■ **SHORT TASK**
Restate the records below word for word, and omit the images they hold.

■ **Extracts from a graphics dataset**

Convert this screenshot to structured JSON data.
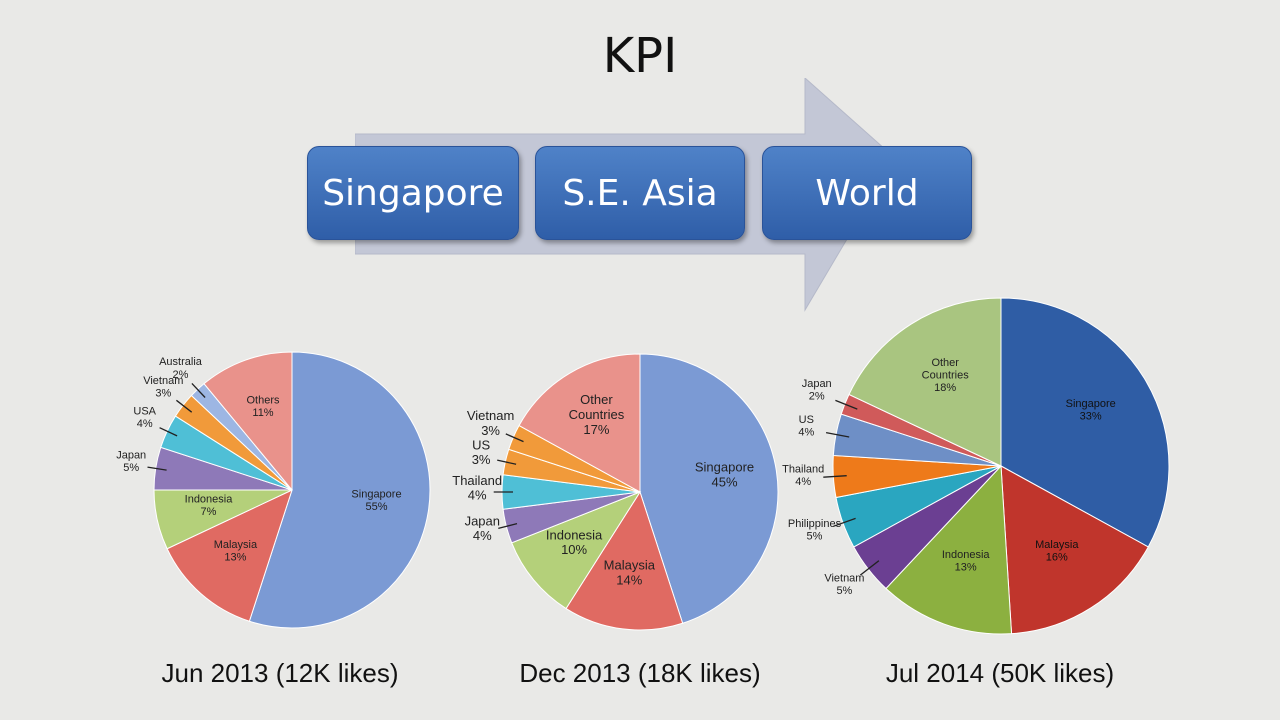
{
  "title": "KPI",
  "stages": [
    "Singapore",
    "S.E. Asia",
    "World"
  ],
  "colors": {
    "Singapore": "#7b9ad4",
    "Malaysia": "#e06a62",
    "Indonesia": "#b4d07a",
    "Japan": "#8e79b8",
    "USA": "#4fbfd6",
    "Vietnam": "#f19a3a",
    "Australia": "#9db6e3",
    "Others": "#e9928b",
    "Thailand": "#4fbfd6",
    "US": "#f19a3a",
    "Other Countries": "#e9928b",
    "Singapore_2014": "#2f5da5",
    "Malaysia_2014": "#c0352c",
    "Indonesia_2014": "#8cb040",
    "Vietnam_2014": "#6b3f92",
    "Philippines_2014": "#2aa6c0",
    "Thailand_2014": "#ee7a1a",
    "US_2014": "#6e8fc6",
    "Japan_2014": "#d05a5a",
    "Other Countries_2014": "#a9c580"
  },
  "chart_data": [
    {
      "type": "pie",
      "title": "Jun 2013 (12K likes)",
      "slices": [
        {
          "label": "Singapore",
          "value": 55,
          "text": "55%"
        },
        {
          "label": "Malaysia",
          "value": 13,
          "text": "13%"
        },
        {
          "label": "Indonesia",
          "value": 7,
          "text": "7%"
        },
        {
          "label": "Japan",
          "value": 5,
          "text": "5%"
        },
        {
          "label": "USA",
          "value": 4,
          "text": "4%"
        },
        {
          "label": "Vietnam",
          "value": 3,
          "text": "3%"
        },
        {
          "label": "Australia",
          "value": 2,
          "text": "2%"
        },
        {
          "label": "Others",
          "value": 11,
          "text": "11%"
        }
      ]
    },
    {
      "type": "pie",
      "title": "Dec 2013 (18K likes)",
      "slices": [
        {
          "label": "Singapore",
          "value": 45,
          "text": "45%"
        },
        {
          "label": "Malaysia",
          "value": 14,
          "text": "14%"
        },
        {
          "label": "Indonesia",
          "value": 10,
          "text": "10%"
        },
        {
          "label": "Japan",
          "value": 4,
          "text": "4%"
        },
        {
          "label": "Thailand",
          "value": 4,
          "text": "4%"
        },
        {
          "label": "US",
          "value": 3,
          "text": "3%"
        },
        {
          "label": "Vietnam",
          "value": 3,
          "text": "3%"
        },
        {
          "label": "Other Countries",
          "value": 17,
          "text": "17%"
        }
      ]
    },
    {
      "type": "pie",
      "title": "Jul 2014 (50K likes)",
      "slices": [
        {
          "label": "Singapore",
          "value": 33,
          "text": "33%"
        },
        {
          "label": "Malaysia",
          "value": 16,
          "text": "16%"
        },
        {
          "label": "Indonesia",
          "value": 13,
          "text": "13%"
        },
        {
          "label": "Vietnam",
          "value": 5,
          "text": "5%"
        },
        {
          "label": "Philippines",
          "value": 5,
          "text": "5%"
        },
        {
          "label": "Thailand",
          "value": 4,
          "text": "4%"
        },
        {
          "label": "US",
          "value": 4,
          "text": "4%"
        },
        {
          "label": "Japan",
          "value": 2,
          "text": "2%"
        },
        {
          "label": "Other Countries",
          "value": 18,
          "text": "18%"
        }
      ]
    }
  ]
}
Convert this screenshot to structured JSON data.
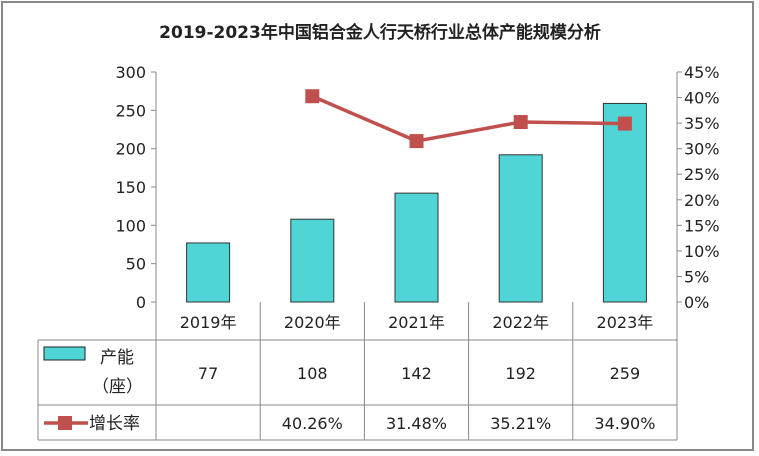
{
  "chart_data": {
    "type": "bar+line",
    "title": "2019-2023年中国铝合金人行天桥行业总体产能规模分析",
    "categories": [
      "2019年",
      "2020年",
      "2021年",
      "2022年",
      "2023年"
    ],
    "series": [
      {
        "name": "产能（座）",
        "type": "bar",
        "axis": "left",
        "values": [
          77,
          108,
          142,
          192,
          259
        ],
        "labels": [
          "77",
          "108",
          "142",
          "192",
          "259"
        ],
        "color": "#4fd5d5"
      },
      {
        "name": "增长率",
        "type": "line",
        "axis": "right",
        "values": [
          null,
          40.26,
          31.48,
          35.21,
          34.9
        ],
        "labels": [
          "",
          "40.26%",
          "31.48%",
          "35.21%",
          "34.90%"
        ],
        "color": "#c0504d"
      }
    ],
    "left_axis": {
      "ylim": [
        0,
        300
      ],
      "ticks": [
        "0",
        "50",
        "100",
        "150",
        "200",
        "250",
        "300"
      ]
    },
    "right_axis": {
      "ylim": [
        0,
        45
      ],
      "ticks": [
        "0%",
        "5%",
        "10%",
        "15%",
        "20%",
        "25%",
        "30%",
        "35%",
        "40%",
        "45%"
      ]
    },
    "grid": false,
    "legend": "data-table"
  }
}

■ **WRITTEN REPLY**
Convert this screenshot to structured JSON data.
{
  "title": "KPI",
  "stages": [
    "Singapore",
    "S.E. Asia",
    "World"
  ],
  "colors": {
    "Singapore": "#7b9ad4",
    "Malaysia": "#e06a62",
    "Indonesia": "#b4d07a",
    "Japan": "#8e79b8",
    "USA": "#4fbfd6",
    "Vietnam": "#f19a3a",
    "Australia": "#9db6e3",
    "Others": "#e9928b",
    "Thailand": "#4fbfd6",
    "US": "#f19a3a",
    "Other Countries": "#e9928b",
    "Singapore_2014": "#2f5da5",
    "Malaysia_2014": "#c0352c",
    "Indonesia_2014": "#8cb040",
    "Vietnam_2014": "#6b3f92",
    "Philippines_2014": "#2aa6c0",
    "Thailand_2014": "#ee7a1a",
    "US_2014": "#6e8fc6",
    "Japan_2014": "#d05a5a",
    "Other Countries_2014": "#a9c580"
  },
  "chart_data": [
    {
      "type": "pie",
      "title": "Jun 2013 (12K likes)",
      "slices": [
        {
          "label": "Singapore",
          "value": 55,
          "text": "55%"
        },
        {
          "label": "Malaysia",
          "value": 13,
          "text": "13%"
        },
        {
          "label": "Indonesia",
          "value": 7,
          "text": "7%"
        },
        {
          "label": "Japan",
          "value": 5,
          "text": "5%"
        },
        {
          "label": "USA",
          "value": 4,
          "text": "4%"
        },
        {
          "label": "Vietnam",
          "value": 3,
          "text": "3%"
        },
        {
          "label": "Australia",
          "value": 2,
          "text": "2%"
        },
        {
          "label": "Others",
          "value": 11,
          "text": "11%"
        }
      ]
    },
    {
      "type": "pie",
      "title": "Dec 2013 (18K likes)",
      "slices": [
        {
          "label": "Singapore",
          "value": 45,
          "text": "45%"
        },
        {
          "label": "Malaysia",
          "value": 14,
          "text": "14%"
        },
        {
          "label": "Indonesia",
          "value": 10,
          "text": "10%"
        },
        {
          "label": "Japan",
          "value": 4,
          "text": "4%"
        },
        {
          "label": "Thailand",
          "value": 4,
          "text": "4%"
        },
        {
          "label": "US",
          "value": 3,
          "text": "3%"
        },
        {
          "label": "Vietnam",
          "value": 3,
          "text": "3%"
        },
        {
          "label": "Other Countries",
          "value": 17,
          "text": "17%"
        }
      ]
    },
    {
      "type": "pie",
      "title": "Jul 2014 (50K likes)",
      "slices": [
        {
          "label": "Singapore",
          "value": 33,
          "text": "33%"
        },
        {
          "label": "Malaysia",
          "value": 16,
          "text": "16%"
        },
        {
          "label": "Indonesia",
          "value": 13,
          "text": "13%"
        },
        {
          "label": "Vietnam",
          "value": 5,
          "text": "5%"
        },
        {
          "label": "Philippines",
          "value": 5,
          "text": "5%"
        },
        {
          "label": "Thailand",
          "value": 4,
          "text": "4%"
        },
        {
          "label": "US",
          "value": 4,
          "text": "4%"
        },
        {
          "label": "Japan",
          "value": 2,
          "text": "2%"
        },
        {
          "label": "Other Countries",
          "value": 18,
          "text": "18%"
        }
      ]
    }
  ]
}
Convert this screenshot to structured JSON data.
{
  "chart_data": {
    "type": "bar+line",
    "title": "2019-2023年中国铝合金人行天桥行业总体产能规模分析",
    "categories": [
      "2019年",
      "2020年",
      "2021年",
      "2022年",
      "2023年"
    ],
    "series": [
      {
        "name": "产能（座）",
        "type": "bar",
        "axis": "left",
        "values": [
          77,
          108,
          142,
          192,
          259
        ],
        "labels": [
          "77",
          "108",
          "142",
          "192",
          "259"
        ],
        "color": "#4fd5d5"
      },
      {
        "name": "增长率",
        "type": "line",
        "axis": "right",
        "values": [
          null,
          40.26,
          31.48,
          35.21,
          34.9
        ],
        "labels": [
          "",
          "40.26%",
          "31.48%",
          "35.21%",
          "34.90%"
        ],
        "color": "#c0504d"
      }
    ],
    "left_axis": {
      "ylim": [
        0,
        300
      ],
      "ticks": [
        "0",
        "50",
        "100",
        "150",
        "200",
        "250",
        "300"
      ]
    },
    "right_axis": {
      "ylim": [
        0,
        45
      ],
      "ticks": [
        "0%",
        "5%",
        "10%",
        "15%",
        "20%",
        "25%",
        "30%",
        "35%",
        "40%",
        "45%"
      ]
    },
    "grid": false,
    "legend": "data-table"
  }
}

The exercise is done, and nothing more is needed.